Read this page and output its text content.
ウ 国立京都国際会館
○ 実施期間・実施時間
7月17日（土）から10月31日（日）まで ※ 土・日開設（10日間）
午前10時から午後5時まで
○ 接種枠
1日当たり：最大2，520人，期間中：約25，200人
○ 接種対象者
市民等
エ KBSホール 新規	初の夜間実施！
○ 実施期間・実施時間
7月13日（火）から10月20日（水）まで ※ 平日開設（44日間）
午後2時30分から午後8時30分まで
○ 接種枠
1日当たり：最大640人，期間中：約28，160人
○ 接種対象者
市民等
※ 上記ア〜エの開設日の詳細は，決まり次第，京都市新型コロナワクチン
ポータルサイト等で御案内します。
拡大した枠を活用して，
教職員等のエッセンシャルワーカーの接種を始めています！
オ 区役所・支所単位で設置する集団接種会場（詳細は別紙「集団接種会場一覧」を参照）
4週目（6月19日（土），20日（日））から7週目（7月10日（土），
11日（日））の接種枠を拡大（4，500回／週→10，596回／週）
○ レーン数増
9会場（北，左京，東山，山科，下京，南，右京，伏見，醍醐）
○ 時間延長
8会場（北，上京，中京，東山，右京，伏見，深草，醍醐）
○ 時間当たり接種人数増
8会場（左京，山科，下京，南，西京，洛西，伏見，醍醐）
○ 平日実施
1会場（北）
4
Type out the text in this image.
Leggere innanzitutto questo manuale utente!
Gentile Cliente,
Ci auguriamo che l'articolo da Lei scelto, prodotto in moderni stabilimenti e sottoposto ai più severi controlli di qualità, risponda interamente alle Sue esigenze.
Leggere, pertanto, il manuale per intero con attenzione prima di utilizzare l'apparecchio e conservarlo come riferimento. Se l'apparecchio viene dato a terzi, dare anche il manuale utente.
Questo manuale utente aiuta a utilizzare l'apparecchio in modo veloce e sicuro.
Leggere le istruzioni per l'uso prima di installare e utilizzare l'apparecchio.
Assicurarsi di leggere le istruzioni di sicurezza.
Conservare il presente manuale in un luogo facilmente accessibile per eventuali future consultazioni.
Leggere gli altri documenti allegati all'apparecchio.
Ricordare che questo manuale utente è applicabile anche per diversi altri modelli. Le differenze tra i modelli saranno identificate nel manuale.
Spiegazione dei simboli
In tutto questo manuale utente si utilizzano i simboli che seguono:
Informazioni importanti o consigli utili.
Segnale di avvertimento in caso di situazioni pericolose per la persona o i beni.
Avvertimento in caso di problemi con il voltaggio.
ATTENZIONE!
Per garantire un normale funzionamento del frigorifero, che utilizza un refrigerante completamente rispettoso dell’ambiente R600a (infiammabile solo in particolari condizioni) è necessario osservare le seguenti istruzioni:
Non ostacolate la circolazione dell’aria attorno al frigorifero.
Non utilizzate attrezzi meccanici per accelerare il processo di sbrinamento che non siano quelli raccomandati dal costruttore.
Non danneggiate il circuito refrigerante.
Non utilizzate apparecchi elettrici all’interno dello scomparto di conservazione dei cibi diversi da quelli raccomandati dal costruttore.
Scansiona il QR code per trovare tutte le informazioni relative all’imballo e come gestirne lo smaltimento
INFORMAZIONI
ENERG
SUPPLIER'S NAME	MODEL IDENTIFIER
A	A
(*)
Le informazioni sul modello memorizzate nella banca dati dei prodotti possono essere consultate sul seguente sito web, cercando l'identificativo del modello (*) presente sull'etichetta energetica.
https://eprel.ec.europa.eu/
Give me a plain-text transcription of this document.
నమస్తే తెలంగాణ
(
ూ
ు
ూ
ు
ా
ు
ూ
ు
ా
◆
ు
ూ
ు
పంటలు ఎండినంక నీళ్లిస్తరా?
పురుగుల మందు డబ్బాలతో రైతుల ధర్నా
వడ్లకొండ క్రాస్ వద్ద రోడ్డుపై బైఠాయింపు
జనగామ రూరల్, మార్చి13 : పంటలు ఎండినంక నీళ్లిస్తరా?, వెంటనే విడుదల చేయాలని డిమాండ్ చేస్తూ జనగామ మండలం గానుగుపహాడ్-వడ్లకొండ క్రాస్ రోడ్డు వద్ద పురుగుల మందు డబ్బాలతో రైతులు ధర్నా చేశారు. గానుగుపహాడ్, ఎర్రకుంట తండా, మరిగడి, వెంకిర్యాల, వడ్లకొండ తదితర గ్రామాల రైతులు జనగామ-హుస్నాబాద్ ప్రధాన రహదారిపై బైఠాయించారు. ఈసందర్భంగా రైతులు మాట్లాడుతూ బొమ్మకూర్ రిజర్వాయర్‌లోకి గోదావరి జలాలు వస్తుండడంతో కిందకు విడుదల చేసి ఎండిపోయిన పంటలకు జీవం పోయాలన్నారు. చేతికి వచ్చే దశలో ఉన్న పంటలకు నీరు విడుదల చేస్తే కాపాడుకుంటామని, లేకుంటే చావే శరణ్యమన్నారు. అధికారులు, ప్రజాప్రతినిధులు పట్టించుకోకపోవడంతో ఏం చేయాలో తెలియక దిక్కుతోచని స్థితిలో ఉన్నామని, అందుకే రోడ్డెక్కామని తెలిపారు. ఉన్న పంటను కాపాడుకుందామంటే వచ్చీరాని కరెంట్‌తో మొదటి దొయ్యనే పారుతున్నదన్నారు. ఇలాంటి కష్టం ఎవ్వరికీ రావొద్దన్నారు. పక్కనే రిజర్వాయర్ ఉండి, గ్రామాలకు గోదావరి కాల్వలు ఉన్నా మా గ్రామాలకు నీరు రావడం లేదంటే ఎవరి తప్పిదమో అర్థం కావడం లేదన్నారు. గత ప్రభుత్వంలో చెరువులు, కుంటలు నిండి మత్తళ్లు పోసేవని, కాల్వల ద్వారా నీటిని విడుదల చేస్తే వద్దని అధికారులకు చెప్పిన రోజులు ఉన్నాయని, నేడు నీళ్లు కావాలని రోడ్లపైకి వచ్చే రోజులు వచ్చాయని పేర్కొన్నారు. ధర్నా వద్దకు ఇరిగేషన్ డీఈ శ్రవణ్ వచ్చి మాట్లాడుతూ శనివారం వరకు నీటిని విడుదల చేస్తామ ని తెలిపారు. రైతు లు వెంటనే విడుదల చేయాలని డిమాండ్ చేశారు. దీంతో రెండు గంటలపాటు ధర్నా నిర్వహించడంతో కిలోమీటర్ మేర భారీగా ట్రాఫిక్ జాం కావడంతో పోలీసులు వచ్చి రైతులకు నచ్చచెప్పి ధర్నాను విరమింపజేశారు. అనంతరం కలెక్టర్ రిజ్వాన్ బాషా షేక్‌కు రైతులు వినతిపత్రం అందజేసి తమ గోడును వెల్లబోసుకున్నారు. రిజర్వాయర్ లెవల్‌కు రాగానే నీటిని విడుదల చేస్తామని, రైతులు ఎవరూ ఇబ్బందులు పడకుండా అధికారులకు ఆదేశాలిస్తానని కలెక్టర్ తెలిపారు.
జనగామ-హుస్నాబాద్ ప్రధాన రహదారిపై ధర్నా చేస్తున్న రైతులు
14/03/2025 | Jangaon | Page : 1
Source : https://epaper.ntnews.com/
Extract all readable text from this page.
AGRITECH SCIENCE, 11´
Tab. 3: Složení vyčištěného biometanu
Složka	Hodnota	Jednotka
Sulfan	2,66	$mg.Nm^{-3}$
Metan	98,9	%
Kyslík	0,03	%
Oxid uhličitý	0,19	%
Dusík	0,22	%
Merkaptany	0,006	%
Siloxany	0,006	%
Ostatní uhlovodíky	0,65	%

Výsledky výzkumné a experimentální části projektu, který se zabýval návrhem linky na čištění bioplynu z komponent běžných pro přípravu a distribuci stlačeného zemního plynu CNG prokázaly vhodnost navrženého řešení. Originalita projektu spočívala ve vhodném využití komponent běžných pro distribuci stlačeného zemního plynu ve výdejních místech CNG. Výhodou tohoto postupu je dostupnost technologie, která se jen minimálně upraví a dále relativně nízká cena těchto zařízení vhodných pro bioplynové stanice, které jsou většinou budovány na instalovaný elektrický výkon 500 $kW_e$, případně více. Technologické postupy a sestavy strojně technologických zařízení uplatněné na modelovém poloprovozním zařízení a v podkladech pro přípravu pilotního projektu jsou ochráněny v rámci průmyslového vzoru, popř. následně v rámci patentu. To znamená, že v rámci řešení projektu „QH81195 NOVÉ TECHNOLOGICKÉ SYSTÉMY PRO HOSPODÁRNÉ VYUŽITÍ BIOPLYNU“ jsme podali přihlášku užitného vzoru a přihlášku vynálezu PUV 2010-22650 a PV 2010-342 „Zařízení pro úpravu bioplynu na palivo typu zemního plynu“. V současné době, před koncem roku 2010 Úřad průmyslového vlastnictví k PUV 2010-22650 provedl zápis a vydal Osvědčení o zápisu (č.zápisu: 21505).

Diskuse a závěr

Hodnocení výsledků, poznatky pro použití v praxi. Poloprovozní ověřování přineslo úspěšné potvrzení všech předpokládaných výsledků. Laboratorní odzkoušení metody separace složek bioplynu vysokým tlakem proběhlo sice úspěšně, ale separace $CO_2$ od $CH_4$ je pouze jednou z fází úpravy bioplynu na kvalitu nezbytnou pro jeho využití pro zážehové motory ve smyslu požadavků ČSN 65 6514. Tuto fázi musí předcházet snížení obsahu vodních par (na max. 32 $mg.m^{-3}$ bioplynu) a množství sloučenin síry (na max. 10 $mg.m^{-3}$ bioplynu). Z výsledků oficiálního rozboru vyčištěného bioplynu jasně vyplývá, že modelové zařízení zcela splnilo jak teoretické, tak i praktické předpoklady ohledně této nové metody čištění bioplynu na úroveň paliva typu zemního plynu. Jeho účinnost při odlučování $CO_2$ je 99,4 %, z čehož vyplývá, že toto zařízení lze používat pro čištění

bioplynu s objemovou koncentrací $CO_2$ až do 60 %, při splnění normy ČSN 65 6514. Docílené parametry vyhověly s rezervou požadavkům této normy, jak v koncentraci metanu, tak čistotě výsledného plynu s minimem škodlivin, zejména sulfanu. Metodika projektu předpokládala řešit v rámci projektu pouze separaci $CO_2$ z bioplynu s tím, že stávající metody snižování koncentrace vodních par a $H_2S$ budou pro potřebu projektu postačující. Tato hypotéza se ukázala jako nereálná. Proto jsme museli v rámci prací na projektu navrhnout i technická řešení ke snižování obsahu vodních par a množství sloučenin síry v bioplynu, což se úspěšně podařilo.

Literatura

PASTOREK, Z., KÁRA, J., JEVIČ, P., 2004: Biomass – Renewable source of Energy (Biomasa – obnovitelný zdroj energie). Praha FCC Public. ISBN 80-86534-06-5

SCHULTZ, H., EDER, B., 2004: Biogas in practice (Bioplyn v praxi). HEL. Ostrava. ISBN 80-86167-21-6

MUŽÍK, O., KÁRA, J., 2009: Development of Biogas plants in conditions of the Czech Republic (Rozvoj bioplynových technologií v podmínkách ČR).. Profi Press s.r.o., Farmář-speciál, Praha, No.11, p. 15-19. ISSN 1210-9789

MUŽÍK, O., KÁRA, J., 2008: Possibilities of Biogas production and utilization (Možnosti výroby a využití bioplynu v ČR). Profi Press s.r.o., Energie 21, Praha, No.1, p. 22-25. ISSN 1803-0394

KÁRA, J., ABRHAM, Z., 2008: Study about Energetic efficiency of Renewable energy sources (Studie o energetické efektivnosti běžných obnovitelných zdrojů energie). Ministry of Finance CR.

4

- **What you are asked to do**
Copy out each line of the data where the string "anche" appears.

- **Final answer**
Leggere, pertanto, il manuale per intero con attenzione prima di utilizzare l'apparecchio e conservarlo come riferimento. Se l'apparecchio viene dato a terzi, dare anche il manuale utente.
Ricordare che questo manuale utente è applicabile anche per diversi altri modelli. Le differenze tra i modelli saranno identificate nel manuale.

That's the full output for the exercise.